Collected data entries
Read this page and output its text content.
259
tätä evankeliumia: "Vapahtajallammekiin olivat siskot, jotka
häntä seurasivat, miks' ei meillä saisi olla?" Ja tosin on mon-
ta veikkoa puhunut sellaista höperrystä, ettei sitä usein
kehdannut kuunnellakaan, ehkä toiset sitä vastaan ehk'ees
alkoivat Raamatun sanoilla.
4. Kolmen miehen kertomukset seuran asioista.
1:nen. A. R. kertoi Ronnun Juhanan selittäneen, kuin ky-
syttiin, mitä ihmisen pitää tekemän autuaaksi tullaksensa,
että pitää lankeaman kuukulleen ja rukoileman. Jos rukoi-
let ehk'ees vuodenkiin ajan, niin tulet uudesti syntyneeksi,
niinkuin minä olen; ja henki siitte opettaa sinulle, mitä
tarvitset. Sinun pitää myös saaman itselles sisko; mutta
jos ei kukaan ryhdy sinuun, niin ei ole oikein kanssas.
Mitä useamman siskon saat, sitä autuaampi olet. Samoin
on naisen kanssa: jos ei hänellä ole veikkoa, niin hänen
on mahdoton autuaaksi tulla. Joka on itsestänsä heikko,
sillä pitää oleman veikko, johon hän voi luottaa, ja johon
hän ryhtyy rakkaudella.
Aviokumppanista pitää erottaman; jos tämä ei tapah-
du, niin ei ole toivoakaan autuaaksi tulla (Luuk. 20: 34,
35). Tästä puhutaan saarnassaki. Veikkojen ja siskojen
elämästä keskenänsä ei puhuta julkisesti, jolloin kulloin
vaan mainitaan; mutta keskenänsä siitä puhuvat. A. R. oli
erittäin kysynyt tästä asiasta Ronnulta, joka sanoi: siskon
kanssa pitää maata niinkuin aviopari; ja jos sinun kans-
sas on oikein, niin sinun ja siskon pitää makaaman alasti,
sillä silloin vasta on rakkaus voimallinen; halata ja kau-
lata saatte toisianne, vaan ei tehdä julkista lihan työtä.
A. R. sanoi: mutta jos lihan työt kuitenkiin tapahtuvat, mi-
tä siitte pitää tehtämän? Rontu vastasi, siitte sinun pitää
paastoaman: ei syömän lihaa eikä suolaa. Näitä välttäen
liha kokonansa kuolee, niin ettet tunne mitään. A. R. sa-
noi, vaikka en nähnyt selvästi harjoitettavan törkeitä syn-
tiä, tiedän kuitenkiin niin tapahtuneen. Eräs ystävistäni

### Task description
Each line containing the word "lihan" counts once; say how many such lines there are, giving only the number.

### Written answer
2